#### [Records for this task]
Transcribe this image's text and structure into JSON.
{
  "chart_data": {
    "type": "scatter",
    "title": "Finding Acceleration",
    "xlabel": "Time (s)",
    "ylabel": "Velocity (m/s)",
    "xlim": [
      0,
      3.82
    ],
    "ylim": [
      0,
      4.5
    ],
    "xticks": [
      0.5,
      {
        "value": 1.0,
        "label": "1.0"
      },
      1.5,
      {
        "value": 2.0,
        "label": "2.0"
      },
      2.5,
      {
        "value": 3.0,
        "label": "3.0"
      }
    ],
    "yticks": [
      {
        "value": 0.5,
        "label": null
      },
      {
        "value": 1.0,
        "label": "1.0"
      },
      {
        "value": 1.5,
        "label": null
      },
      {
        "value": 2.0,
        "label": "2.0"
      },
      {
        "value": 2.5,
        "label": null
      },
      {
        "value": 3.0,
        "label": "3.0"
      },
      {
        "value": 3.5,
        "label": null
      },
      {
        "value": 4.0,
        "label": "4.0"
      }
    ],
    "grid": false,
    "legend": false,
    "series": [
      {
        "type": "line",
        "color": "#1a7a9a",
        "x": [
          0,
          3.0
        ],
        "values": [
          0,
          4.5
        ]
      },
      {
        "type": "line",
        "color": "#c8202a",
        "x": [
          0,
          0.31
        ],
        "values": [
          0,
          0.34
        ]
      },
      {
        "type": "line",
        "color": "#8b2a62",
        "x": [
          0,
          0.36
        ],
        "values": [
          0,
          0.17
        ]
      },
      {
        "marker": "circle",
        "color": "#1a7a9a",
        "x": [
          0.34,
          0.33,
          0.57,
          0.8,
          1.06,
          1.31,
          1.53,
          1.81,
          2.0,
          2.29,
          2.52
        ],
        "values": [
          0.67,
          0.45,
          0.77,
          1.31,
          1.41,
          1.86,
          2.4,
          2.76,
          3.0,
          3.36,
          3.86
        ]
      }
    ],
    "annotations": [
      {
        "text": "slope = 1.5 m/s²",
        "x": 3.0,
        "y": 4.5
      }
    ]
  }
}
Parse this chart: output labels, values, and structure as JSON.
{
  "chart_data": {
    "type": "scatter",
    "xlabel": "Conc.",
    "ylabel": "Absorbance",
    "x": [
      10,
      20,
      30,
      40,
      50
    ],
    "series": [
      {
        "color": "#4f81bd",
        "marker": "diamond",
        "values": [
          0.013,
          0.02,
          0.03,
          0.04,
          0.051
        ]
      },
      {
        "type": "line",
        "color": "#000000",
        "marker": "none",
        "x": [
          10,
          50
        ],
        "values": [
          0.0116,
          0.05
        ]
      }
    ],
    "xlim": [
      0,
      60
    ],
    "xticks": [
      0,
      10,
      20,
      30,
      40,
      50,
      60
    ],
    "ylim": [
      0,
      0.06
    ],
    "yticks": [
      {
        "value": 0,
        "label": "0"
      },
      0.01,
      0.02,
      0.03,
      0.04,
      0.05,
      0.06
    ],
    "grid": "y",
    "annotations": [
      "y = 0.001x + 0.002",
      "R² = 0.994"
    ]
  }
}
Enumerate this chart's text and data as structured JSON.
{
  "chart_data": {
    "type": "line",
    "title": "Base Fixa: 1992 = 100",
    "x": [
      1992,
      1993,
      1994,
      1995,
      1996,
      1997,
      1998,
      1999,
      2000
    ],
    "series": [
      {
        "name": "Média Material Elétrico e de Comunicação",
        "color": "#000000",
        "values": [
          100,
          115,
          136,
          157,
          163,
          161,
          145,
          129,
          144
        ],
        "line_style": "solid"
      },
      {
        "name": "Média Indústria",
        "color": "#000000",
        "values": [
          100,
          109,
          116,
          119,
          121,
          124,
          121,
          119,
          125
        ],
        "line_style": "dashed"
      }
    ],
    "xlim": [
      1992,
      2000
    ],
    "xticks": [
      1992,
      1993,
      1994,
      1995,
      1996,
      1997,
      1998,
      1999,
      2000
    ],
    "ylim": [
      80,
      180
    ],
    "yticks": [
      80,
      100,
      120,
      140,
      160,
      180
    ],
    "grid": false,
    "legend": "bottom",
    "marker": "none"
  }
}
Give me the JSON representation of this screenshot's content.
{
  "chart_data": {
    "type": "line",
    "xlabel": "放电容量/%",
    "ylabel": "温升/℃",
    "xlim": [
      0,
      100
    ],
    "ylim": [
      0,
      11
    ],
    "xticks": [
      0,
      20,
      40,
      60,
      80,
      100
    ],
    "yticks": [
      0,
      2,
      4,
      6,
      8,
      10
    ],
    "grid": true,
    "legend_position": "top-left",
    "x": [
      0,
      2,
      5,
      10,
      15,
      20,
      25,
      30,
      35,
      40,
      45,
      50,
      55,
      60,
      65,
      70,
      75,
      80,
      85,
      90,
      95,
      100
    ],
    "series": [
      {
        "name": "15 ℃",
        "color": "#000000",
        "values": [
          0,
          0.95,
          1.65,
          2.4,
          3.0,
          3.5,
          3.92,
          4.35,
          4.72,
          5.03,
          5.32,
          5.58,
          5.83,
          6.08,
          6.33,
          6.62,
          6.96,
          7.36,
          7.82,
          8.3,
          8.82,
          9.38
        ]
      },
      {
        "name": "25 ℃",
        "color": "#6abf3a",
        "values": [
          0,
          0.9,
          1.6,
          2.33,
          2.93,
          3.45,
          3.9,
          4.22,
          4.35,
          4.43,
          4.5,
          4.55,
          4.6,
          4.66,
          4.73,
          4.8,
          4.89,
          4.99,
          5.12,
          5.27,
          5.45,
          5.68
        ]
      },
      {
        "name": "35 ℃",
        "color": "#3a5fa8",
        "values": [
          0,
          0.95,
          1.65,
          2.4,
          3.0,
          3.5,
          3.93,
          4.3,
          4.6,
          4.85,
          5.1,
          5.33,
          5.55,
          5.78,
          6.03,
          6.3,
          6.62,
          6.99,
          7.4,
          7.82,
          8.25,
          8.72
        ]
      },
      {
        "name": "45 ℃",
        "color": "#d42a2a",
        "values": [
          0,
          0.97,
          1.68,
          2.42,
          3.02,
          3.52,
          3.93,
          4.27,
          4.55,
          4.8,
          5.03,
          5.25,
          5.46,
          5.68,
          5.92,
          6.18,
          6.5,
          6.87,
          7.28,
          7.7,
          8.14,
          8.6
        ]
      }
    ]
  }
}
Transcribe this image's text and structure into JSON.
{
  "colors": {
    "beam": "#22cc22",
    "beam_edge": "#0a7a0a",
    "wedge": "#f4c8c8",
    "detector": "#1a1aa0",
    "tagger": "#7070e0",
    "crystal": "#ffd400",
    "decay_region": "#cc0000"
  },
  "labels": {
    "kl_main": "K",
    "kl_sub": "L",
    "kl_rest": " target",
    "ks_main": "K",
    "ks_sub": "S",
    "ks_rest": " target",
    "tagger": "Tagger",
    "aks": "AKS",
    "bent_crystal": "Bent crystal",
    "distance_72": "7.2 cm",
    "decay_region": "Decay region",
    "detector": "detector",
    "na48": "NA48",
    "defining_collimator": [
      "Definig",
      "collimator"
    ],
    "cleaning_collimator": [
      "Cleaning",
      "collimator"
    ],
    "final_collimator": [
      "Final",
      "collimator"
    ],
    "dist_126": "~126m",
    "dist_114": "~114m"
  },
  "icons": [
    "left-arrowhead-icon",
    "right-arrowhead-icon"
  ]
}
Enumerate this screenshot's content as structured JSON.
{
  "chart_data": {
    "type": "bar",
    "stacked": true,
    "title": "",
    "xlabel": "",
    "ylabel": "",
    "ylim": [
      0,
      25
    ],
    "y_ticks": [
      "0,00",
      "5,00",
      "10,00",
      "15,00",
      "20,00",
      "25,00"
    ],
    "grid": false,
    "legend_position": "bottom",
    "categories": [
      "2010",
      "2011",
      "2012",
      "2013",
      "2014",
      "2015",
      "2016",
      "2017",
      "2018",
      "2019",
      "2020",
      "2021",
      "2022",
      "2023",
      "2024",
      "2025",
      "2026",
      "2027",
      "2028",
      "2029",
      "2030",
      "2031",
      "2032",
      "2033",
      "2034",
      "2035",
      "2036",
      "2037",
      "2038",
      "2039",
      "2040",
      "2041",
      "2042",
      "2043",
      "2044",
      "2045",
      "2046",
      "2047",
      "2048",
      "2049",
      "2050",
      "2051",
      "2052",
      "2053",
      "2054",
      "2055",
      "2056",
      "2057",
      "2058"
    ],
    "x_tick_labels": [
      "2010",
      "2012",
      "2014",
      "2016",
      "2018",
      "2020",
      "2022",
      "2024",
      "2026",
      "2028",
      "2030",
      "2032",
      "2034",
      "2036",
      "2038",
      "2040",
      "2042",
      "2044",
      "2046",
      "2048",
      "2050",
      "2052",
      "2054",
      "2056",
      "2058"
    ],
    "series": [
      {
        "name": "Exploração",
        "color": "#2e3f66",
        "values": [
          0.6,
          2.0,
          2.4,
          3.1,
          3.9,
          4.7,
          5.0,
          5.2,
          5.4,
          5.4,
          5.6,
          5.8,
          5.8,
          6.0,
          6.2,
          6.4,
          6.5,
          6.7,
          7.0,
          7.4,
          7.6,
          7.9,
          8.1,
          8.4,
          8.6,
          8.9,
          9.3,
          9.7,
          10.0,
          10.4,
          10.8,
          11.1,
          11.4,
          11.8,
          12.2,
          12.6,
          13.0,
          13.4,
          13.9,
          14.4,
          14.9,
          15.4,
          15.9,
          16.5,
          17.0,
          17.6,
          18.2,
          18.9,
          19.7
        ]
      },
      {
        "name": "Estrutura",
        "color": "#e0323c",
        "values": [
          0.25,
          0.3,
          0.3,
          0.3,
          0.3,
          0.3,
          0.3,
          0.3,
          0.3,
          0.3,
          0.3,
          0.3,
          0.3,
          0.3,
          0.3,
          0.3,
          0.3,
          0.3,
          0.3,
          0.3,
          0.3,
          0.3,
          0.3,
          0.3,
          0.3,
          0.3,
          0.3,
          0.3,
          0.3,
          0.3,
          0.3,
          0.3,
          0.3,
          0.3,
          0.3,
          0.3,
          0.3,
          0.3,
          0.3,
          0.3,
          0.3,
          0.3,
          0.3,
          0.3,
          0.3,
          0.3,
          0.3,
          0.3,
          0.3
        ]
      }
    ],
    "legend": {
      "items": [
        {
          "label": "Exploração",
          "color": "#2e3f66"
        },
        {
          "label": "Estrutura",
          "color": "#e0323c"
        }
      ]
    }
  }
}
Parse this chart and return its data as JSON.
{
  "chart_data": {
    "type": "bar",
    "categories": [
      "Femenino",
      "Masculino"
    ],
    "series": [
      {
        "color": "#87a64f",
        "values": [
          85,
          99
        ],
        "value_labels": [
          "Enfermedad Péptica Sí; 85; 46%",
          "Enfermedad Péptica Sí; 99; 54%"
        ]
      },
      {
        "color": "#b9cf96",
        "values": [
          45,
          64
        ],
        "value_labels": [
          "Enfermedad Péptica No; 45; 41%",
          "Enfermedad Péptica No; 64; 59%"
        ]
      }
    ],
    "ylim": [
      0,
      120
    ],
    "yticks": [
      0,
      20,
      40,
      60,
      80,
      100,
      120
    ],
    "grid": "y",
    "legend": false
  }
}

#### [Your instructions]
Pick out the lines that contain "xlabel" and copy them.

#### [Task response]
    "xlabel": "Time (s)",
    "xlabel": "Conc.",
    "xlabel": "放电容量/%",
    "xlabel": "",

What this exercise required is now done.